TASK STATEMENT — From the listing below, extract every line containing "this".

== INFORMATION GIVEN ==

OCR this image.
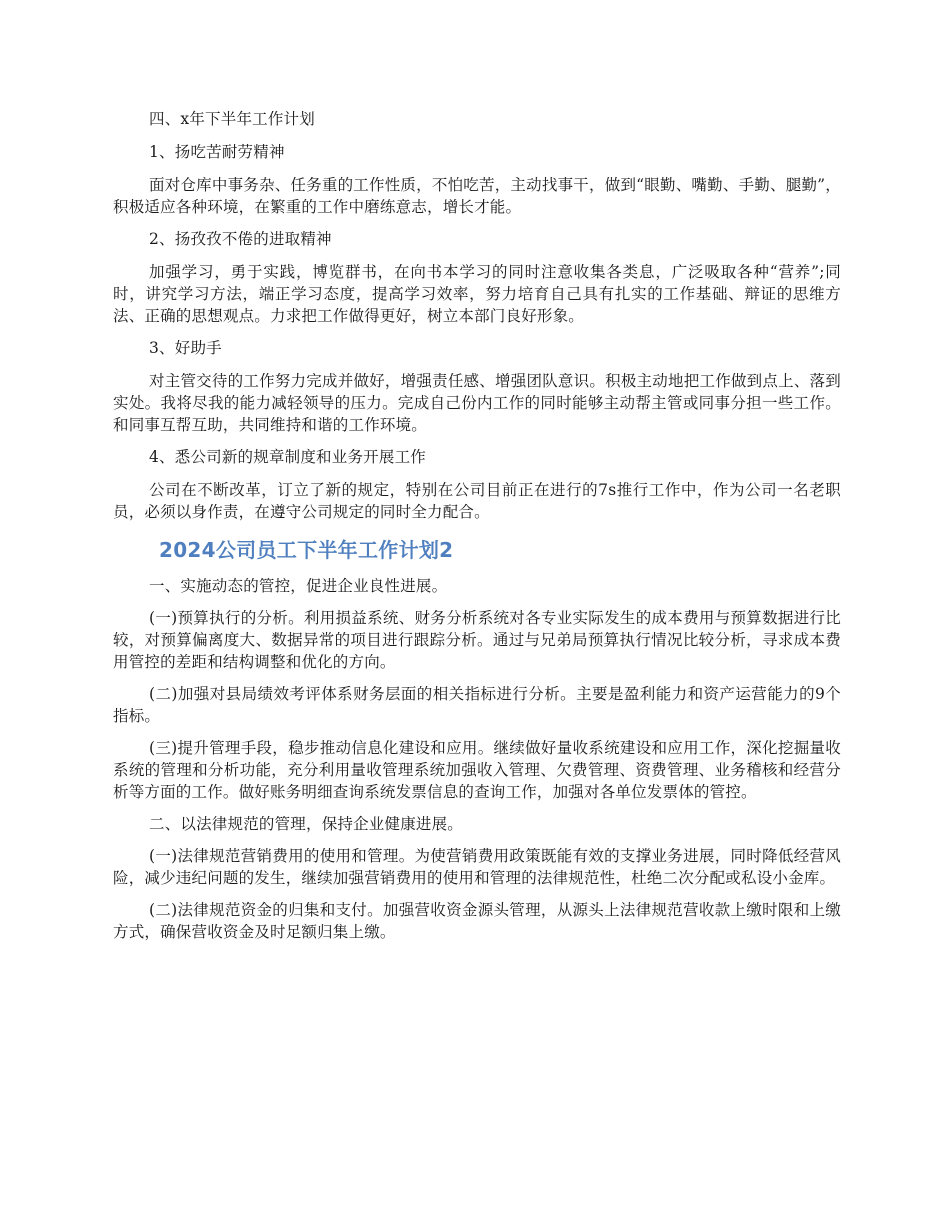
四、x年下半年工作计划

1、扬吃苦耐劳精神

面对仓库中事务杂、任务重的工作性质，不怕吃苦，主动找事干，做到“眼勤、嘴勤、手勤、腿勤”，积极适应各种环境，在繁重的工作中磨练意志，增长才能。

2、扬孜孜不倦的进取精神

加强学习，勇于实践，博览群书，在向书本学习的同时注意收集各类息，广泛吸取各种“营养”;同时，讲究学习方法，端正学习态度，提高学习效率，努力培育自己具有扎实的工作基础、辩证的思维方法、正确的思想观点。力求把工作做得更好，树立本部门良好形象。

3、好助手

对主管交待的工作努力完成并做好，增强责任感、增强团队意识。积极主动地把工作做到点上、落到实处。我将尽我的能力减轻领导的压力。完成自己份内工作的同时能够主动帮主管或同事分担一些工作。和同事互帮互助，共同维持和谐的工作环境。

4、悉公司新的规章制度和业务开展工作

公司在不断改革，订立了新的规定，特别在公司目前正在进行的7s推行工作中，作为公司一名老职员，必须以身作责，在遵守公司规定的同时全力配合。

2024公司员工下半年工作计划2

一、实施动态的管控，促进企业良性进展。

(一)预算执行的分析。利用损益系统、财务分析系统对各专业实际发生的成本费用与预算数据进行比较，对预算偏离度大、数据异常的项目进行跟踪分析。通过与兄弟局预算执行情况比较分析，寻求成本费用管控的差距和结构调整和优化的方向。

(二)加强对县局绩效考评体系财务层面的相关指标进行分析。主要是盈利能力和资产运营能力的9个指标。

(三)提升管理手段，稳步推动信息化建设和应用。继续做好量收系统建设和应用工作，深化挖掘量收系统的管理和分析功能，充分利用量收管理系统加强收入管理、欠费管理、资费管理、业务稽核和经营分析等方面的工作。做好账务明细查询系统发票信息的查询工作，加强对各单位发票体的管控。

二、以法律规范的管理，保持企业健康进展。

(一)法律规范营销费用的使用和管理。为使营销费用政策既能有效的支撑业务进展，同时降低经营风险，减少违纪问题的发生，继续加强营销费用的使用和管理的法律规范性，杜绝二次分配或私设小金库。

(二)法律规范资金的归集和支付。加强营收资金源头管理，从源头上法律规范营收款上缴时限和上缴方式，确保营收资金及时足额归集上缴。
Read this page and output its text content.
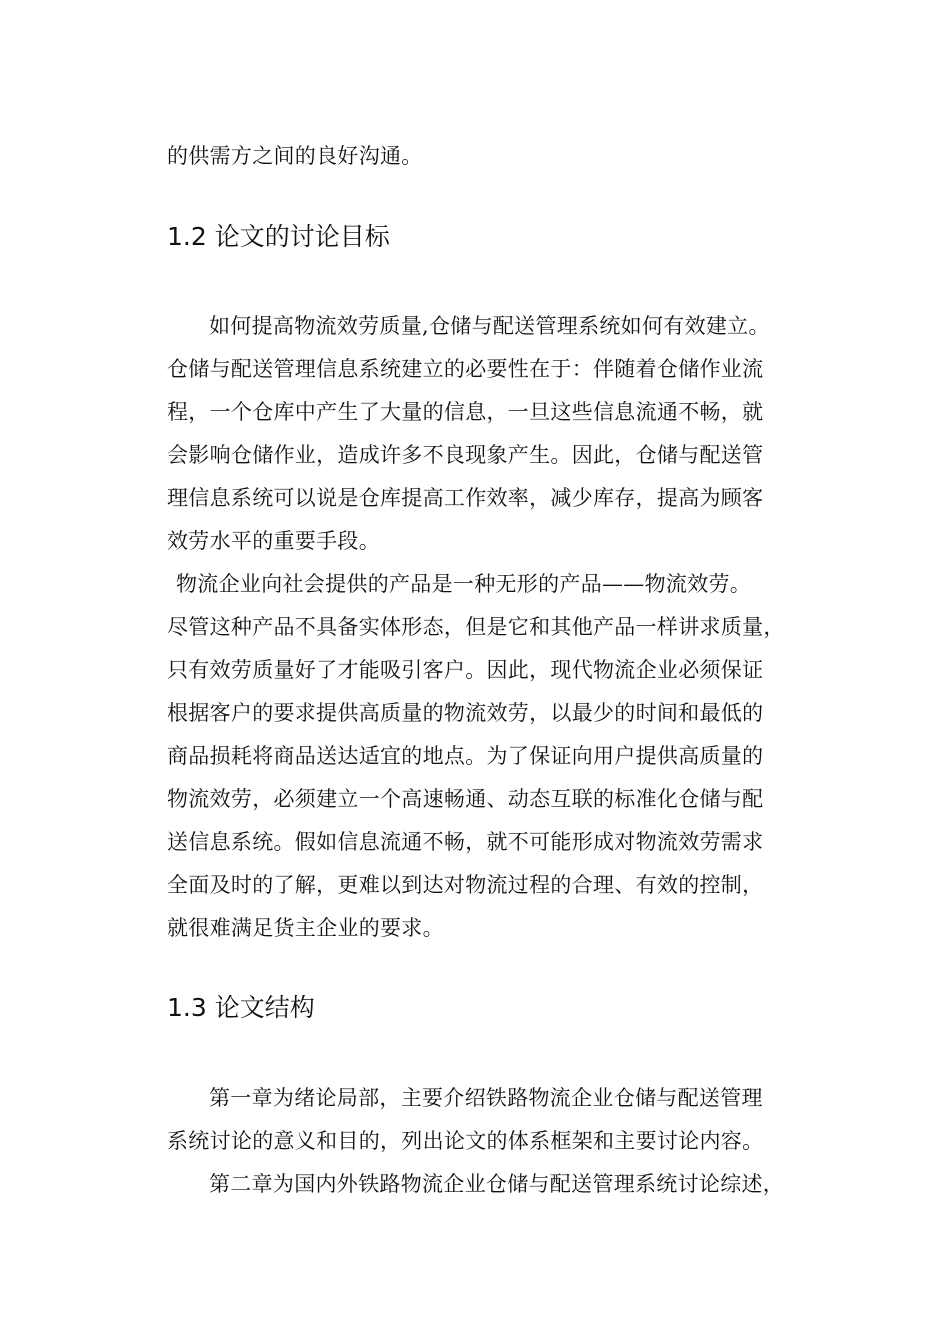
的供需方之间的良好沟通。
1.2 论文的讨论目标
如何提高物流效劳质量,仓储与配送管理系统如何有效建立。
仓储与配送管理信息系统建立的必要性在于：伴随着仓储作业流
程，一个仓库中产生了大量的信息，一旦这些信息流通不畅，就
会影响仓储作业，造成许多不良现象产生。因此，仓储与配送管
理信息系统可以说是仓库提高工作效率，减少库存，提高为顾客
效劳水平的重要手段。
物流企业向社会提供的产品是一种无形的产品——物流效劳。
尽管这种产品不具备实体形态，但是它和其他产品一样讲求质量，
只有效劳质量好了才能吸引客户。因此，现代物流企业必须保证
根据客户的要求提供高质量的物流效劳，以最少的时间和最低的
商品损耗将商品送达适宜的地点。为了保证向用户提供高质量的
物流效劳，必须建立一个高速畅通、动态互联的标准化仓储与配
送信息系统。假如信息流通不畅，就不可能形成对物流效劳需求
全面及时的了解，更难以到达对物流过程的合理、有效的控制，
就很难满足货主企业的要求。
1.3 论文结构
第一章为绪论局部，主要介绍铁路物流企业仓储与配送管理
系统讨论的意义和目的，列出论文的体系框架和主要讨论内容。
第二章为国内外铁路物流企业仓储与配送管理系统讨论综述，
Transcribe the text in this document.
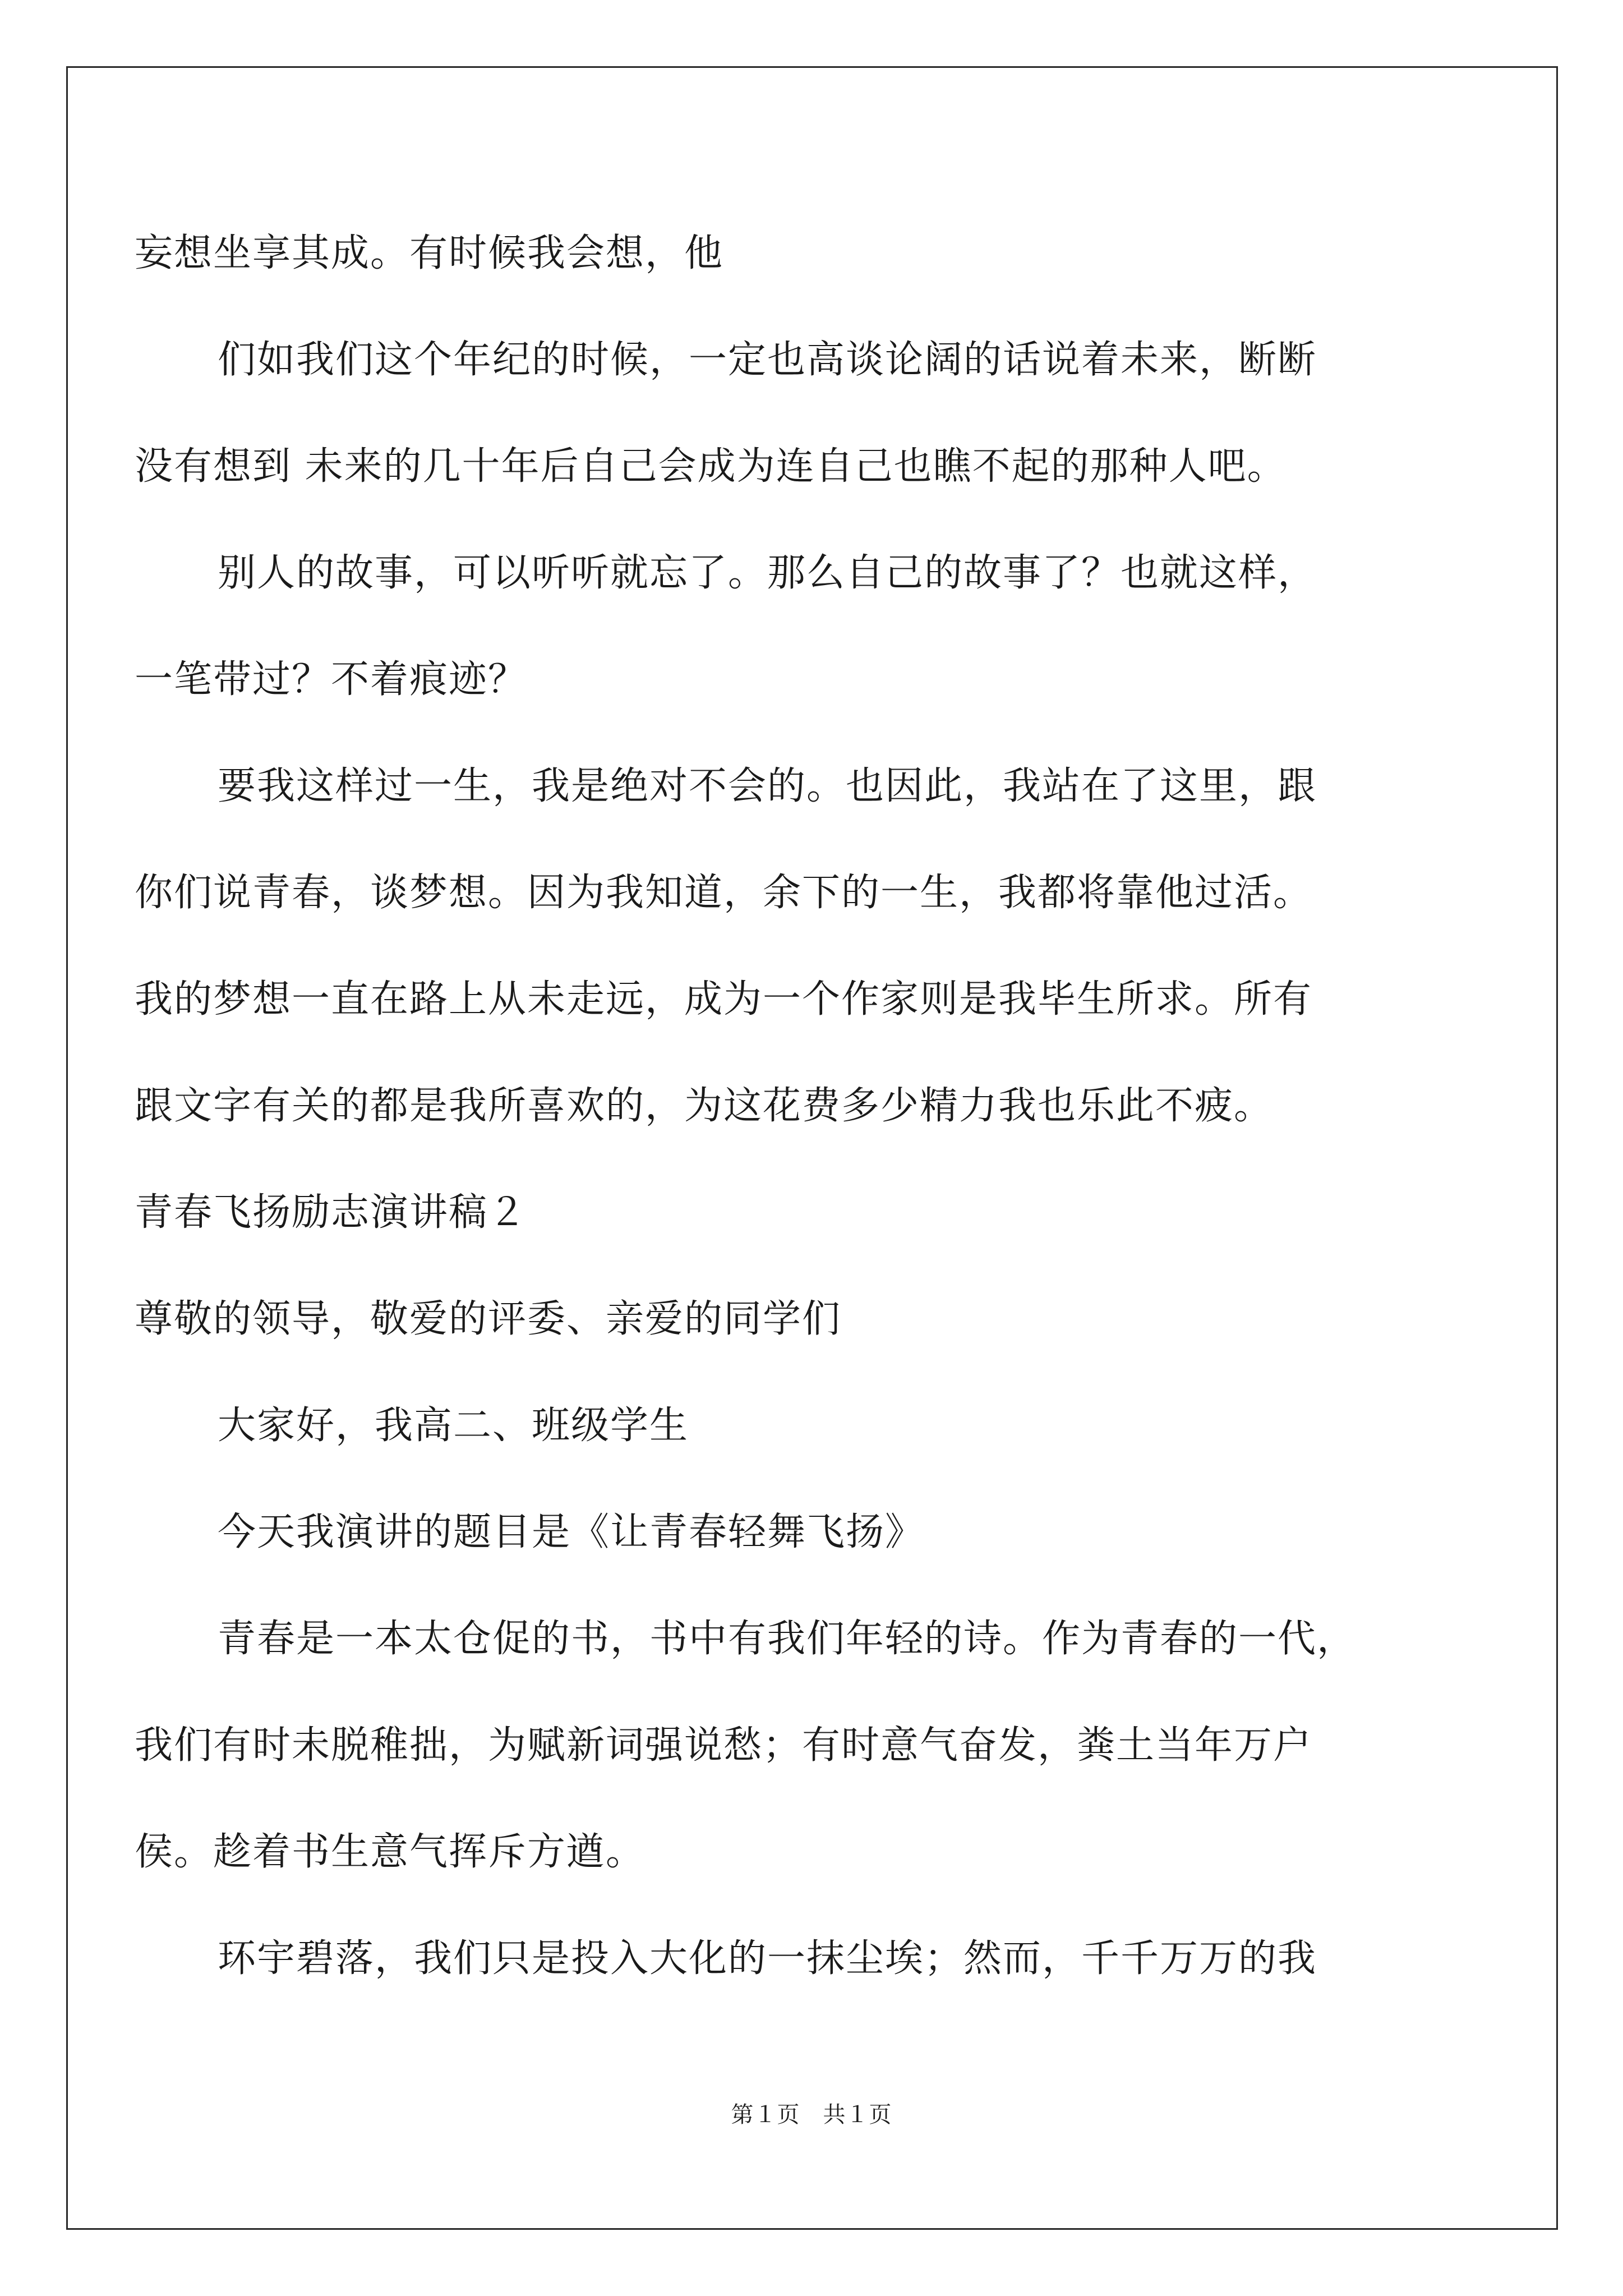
妄想坐享其成。有时候我会想，他
们如我们这个年纪的时候，一定也高谈论阔的话说着未来，断断
没有想到 未来的几十年后自己会成为连自己也瞧不起的那种人吧。
别人的故事，可以听听就忘了。那么自己的故事了？也就这样，
一笔带过？不着痕迹？
要我这样过一生，我是绝对不会的。也因此，我站在了这里，跟
你们说青春，谈梦想。因为我知道，余下的一生，我都将靠他过活。
我的梦想一直在路上从未走远，成为一个作家则是我毕生所求。所有
跟文字有关的都是我所喜欢的，为这花费多少精力我也乐此不疲。
青春飞扬励志演讲稿２
尊敬的领导，敬爱的评委、亲爱的同学们
大家好，我高二、班级学生
今天我演讲的题目是《让青春轻舞飞扬》
青春是一本太仓促的书，书中有我们年轻的诗。作为青春的一代，
我们有时未脱稚拙，为赋新词强说愁；有时意气奋发，粪土当年万户
侯。趁着书生意气挥斥方遒。
环宇碧落，我们只是投入大化的一抹尘埃；然而，千千万万的我
第１页　共１页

===

EXERCISE ANSWER —
OCR this image.
Read this page and output its text content.
Transcribe the text in this document.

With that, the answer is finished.